= Task goal =
Where the word "label" occurs in a line, return that line.

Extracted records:
=====

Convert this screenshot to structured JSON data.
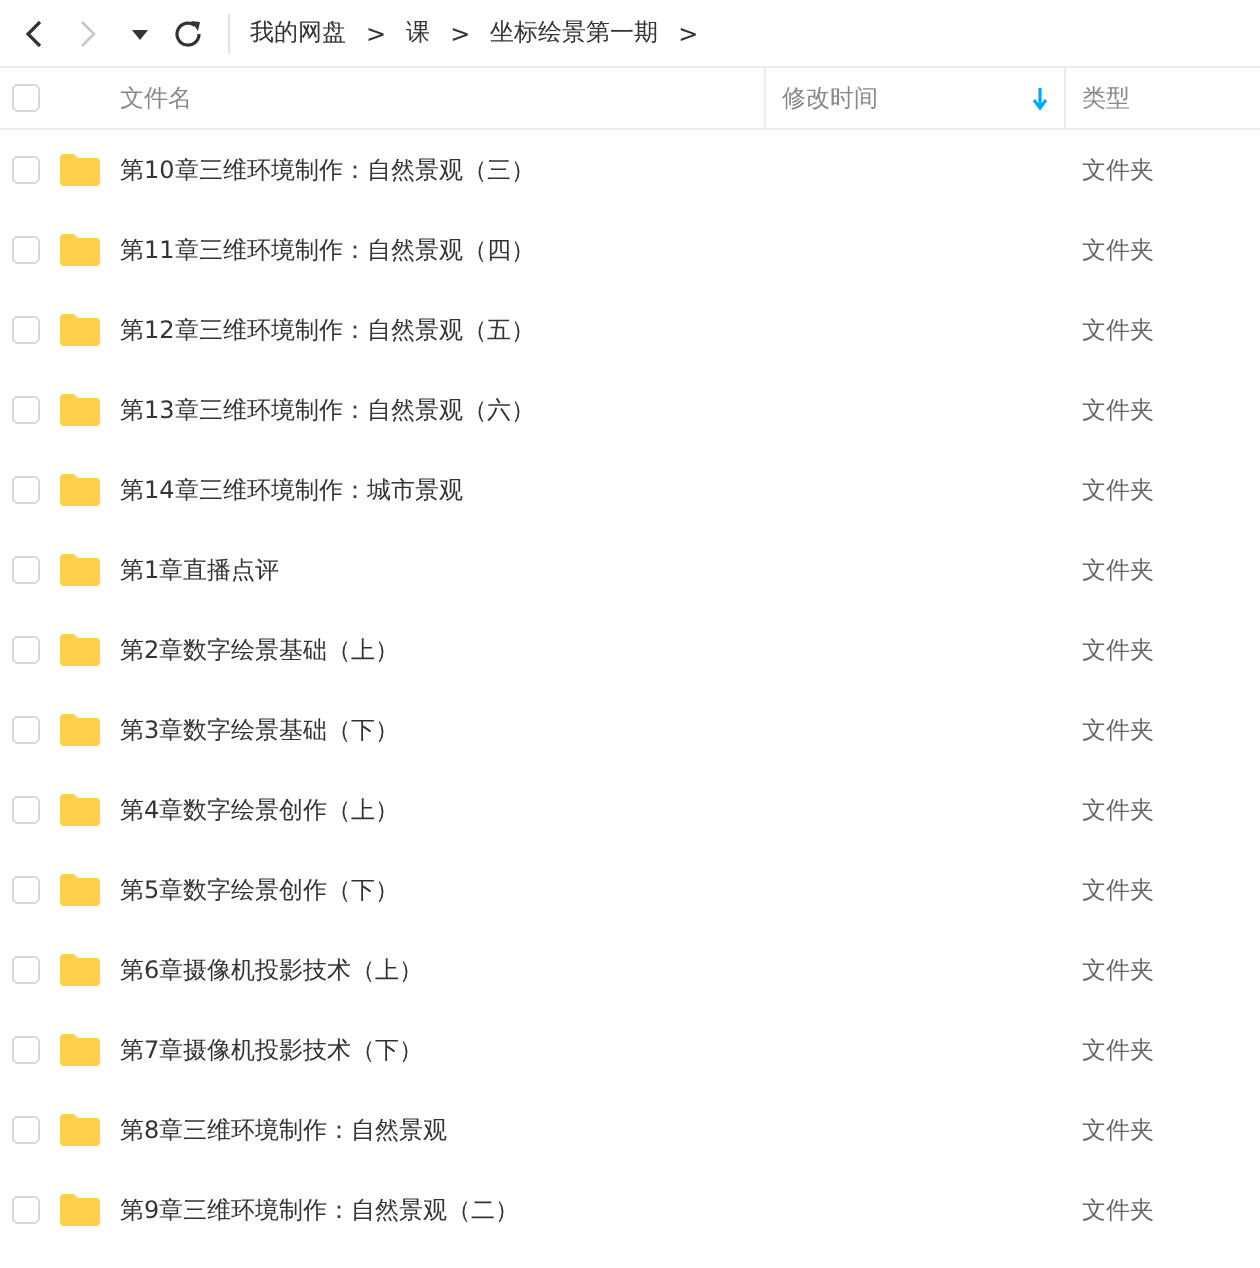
{
  "toolbar": {
    "nav": [
      {
        "kind": "back",
        "disabled": false
      },
      {
        "kind": "forward",
        "disabled": true
      },
      {
        "kind": "history",
        "disabled": false
      },
      {
        "kind": "refresh",
        "disabled": false
      }
    ],
    "breadcrumb": [
      {
        "label": "我的网盘",
        "separator": ">"
      },
      {
        "label": "课",
        "separator": ">"
      },
      {
        "label": "坐标绘景第一期",
        "separator": ">"
      }
    ]
  },
  "table": {
    "select_all": {
      "checked": false
    },
    "columns": [
      {
        "label": "文件名",
        "sorted": false
      },
      {
        "label": "修改时间",
        "sorted": true
      },
      {
        "label": "类型",
        "sorted": false
      }
    ],
    "rows": [
      {
        "name": "第10章三维环境制作：自然景观（三）",
        "type": "文件夹",
        "checked": false
      },
      {
        "name": "第11章三维环境制作：自然景观（四）",
        "type": "文件夹",
        "checked": false
      },
      {
        "name": "第12章三维环境制作：自然景观（五）",
        "type": "文件夹",
        "checked": false
      },
      {
        "name": "第13章三维环境制作：自然景观（六）",
        "type": "文件夹",
        "checked": false
      },
      {
        "name": "第14章三维环境制作：城市景观",
        "type": "文件夹",
        "checked": false
      },
      {
        "name": "第1章直播点评",
        "type": "文件夹",
        "checked": false
      },
      {
        "name": "第2章数字绘景基础（上）",
        "type": "文件夹",
        "checked": false
      },
      {
        "name": "第3章数字绘景基础（下）",
        "type": "文件夹",
        "checked": false
      },
      {
        "name": "第4章数字绘景创作（上）",
        "type": "文件夹",
        "checked": false
      },
      {
        "name": "第5章数字绘景创作（下）",
        "type": "文件夹",
        "checked": false
      },
      {
        "name": "第6章摄像机投影技术（上）",
        "type": "文件夹",
        "checked": false
      },
      {
        "name": "第7章摄像机投影技术（下）",
        "type": "文件夹",
        "checked": false
      },
      {
        "name": "第8章三维环境制作：自然景观",
        "type": "文件夹",
        "checked": false
      },
      {
        "name": "第9章三维环境制作：自然景观（二）",
        "type": "文件夹",
        "checked": false
      }
    ]
  }
}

=====

= Task output =
        "label": "我的网盘",
        "label": "课",
        "label": "坐标绘景第一期",
        "label": "文件名",
        "label": "修改时间",
        "label": "类型",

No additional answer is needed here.